• DIRECTIONS
Set down all of the data that follows word for word, without the images.

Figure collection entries
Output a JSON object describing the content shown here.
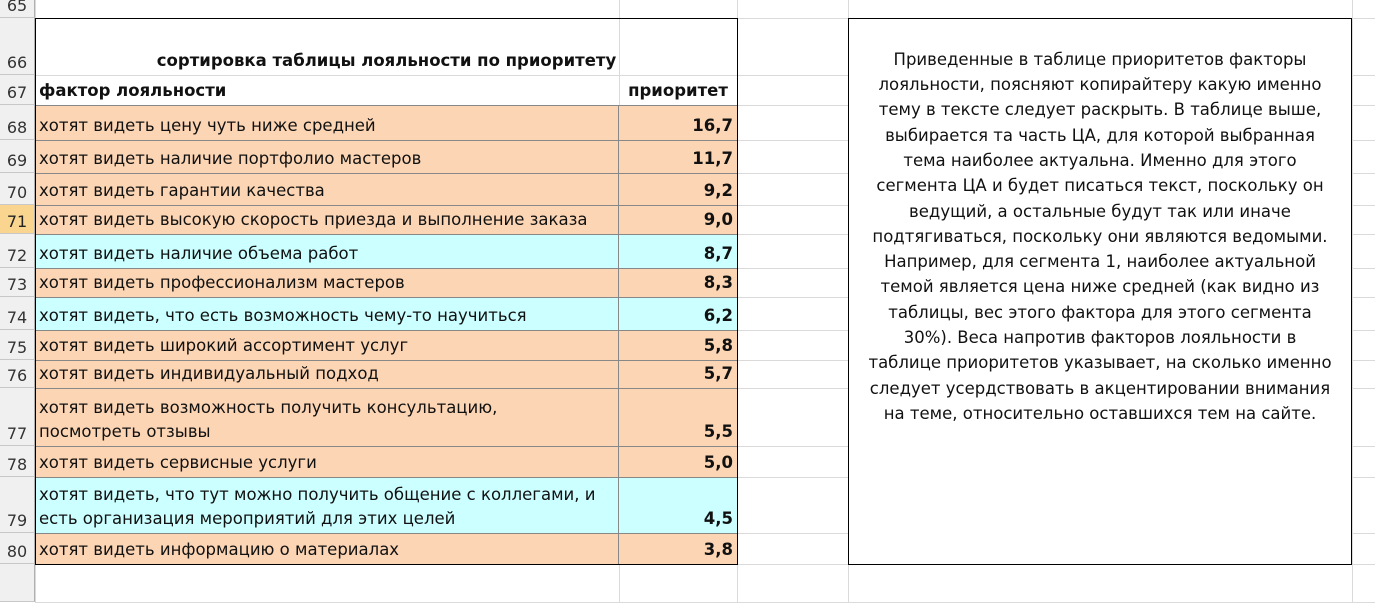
{
  "row_numbers": [
    "65",
    "66",
    "67",
    "68",
    "69",
    "70",
    "71",
    "72",
    "73",
    "74",
    "75",
    "76",
    "77",
    "78",
    "79",
    "80"
  ],
  "selected_row": "71",
  "table": {
    "title": "сортировка таблицы лояльности по приоритету",
    "header": [
      "фактор лояльности",
      "приоритет"
    ],
    "rows": [
      {
        "factor": [
          "хотят видеть цену чуть ниже средней"
        ],
        "priority": "16,7",
        "color": "#fcd5b4"
      },
      {
        "factor": [
          "хотят видеть наличие портфолио мастеров"
        ],
        "priority": "11,7",
        "color": "#fcd5b4"
      },
      {
        "factor": [
          "хотят видеть гарантии качества"
        ],
        "priority": "9,2",
        "color": "#fcd5b4"
      },
      {
        "factor": [
          "хотят видеть высокую скорость приезда и выполнение заказа"
        ],
        "priority": "9,0",
        "color": "#fcd5b4"
      },
      {
        "factor": [
          "хотят видеть наличие объема работ"
        ],
        "priority": "8,7",
        "color": "#ccffff"
      },
      {
        "factor": [
          "хотят видеть профессионализм мастеров"
        ],
        "priority": "8,3",
        "color": "#fcd5b4"
      },
      {
        "factor": [
          "хотят видеть, что есть возможность чему-то научиться"
        ],
        "priority": "6,2",
        "color": "#ccffff"
      },
      {
        "factor": [
          "хотят видеть широкий ассортимент услуг"
        ],
        "priority": "5,8",
        "color": "#fcd5b4"
      },
      {
        "factor": [
          "хотят видеть индивидуальный подход"
        ],
        "priority": "5,7",
        "color": "#fcd5b4"
      },
      {
        "factor": [
          "хотят видеть возможность получить консультацию,",
          "посмотреть отзывы"
        ],
        "priority": "5,5",
        "color": "#fcd5b4"
      },
      {
        "factor": [
          "хотят видеть сервисные услуги"
        ],
        "priority": "5,0",
        "color": "#fcd5b4"
      },
      {
        "factor": [
          "хотят видеть, что тут можно получить общение с коллегами, и",
          "есть организация мероприятий для этих целей"
        ],
        "priority": "4,5",
        "color": "#ccffff"
      },
      {
        "factor": [
          "хотят видеть информацию о материалах"
        ],
        "priority": "3,8",
        "color": "#fcd5b4"
      }
    ]
  },
  "note": {
    "lines": [
      "Приведенные в таблице приоритетов факторы",
      "лояльности, поясняют копирайтеру какую именно",
      "тему в тексте следует раскрыть. В таблице выше,",
      "выбирается та часть ЦА, для которой выбранная",
      "тема наиболее актуальна. Именно для этого",
      "сегмента ЦА и будет писаться текст, поскольку он",
      "ведущий, а остальные будут так или иначе",
      "подтягиваться, поскольку они являются ведомыми.",
      "Например, для сегмента 1, наиболее актуальной",
      "темой является цена ниже средней (как видно из",
      "таблицы, вес этого фактора для этого сегмента",
      "30%). Веса напротив факторов лояльности в",
      "таблице приоритетов указывает, на сколько именно",
      "следует  усердствовать в акцентировании внимания",
      "на теме, относительно оставшихся тем на сайте."
    ]
  }
}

• ANSWER TO THIS PROBLEM
Output a JSON object describing the content shown here.
{
  "row_numbers": [
    "65",
    "66",
    "67",
    "68",
    "69",
    "70",
    "71",
    "72",
    "73",
    "74",
    "75",
    "76",
    "77",
    "78",
    "79",
    "80"
  ],
  "selected_row": "71",
  "table": {
    "title": "сортировка таблицы лояльности по приоритету",
    "header": [
      "фактор лояльности",
      "приоритет"
    ],
    "rows": [
      {
        "factor": [
          "хотят видеть цену чуть ниже средней"
        ],
        "priority": "16,7",
        "color": "#fcd5b4"
      },
      {
        "factor": [
          "хотят видеть наличие портфолио мастеров"
        ],
        "priority": "11,7",
        "color": "#fcd5b4"
      },
      {
        "factor": [
          "хотят видеть гарантии качества"
        ],
        "priority": "9,2",
        "color": "#fcd5b4"
      },
      {
        "factor": [
          "хотят видеть высокую скорость приезда и выполнение заказа"
        ],
        "priority": "9,0",
        "color": "#fcd5b4"
      },
      {
        "factor": [
          "хотят видеть наличие объема работ"
        ],
        "priority": "8,7",
        "color": "#ccffff"
      },
      {
        "factor": [
          "хотят видеть профессионализм мастеров"
        ],
        "priority": "8,3",
        "color": "#fcd5b4"
      },
      {
        "factor": [
          "хотят видеть, что есть возможность чему-то научиться"
        ],
        "priority": "6,2",
        "color": "#ccffff"
      },
      {
        "factor": [
          "хотят видеть широкий ассортимент услуг"
        ],
        "priority": "5,8",
        "color": "#fcd5b4"
      },
      {
        "factor": [
          "хотят видеть индивидуальный подход"
        ],
        "priority": "5,7",
        "color": "#fcd5b4"
      },
      {
        "factor": [
          "хотят видеть возможность получить консультацию,",
          "посмотреть отзывы"
        ],
        "priority": "5,5",
        "color": "#fcd5b4"
      },
      {
        "factor": [
          "хотят видеть сервисные услуги"
        ],
        "priority": "5,0",
        "color": "#fcd5b4"
      },
      {
        "factor": [
          "хотят видеть, что тут можно получить общение с коллегами, и",
          "есть организация мероприятий для этих целей"
        ],
        "priority": "4,5",
        "color": "#ccffff"
      },
      {
        "factor": [
          "хотят видеть информацию о материалах"
        ],
        "priority": "3,8",
        "color": "#fcd5b4"
      }
    ]
  },
  "note": {
    "lines": [
      "Приведенные в таблице приоритетов факторы",
      "лояльности, поясняют копирайтеру какую именно",
      "тему в тексте следует раскрыть. В таблице выше,",
      "выбирается та часть ЦА, для которой выбранная",
      "тема наиболее актуальна. Именно для этого",
      "сегмента ЦА и будет писаться текст, поскольку он",
      "ведущий, а остальные будут так или иначе",
      "подтягиваться, поскольку они являются ведомыми.",
      "Например, для сегмента 1, наиболее актуальной",
      "темой является цена ниже средней (как видно из",
      "таблицы, вес этого фактора для этого сегмента",
      "30%). Веса напротив факторов лояльности в",
      "таблице приоритетов указывает, на сколько именно",
      "следует  усердствовать в акцентировании внимания",
      "на теме, относительно оставшихся тем на сайте."
    ]
  }
}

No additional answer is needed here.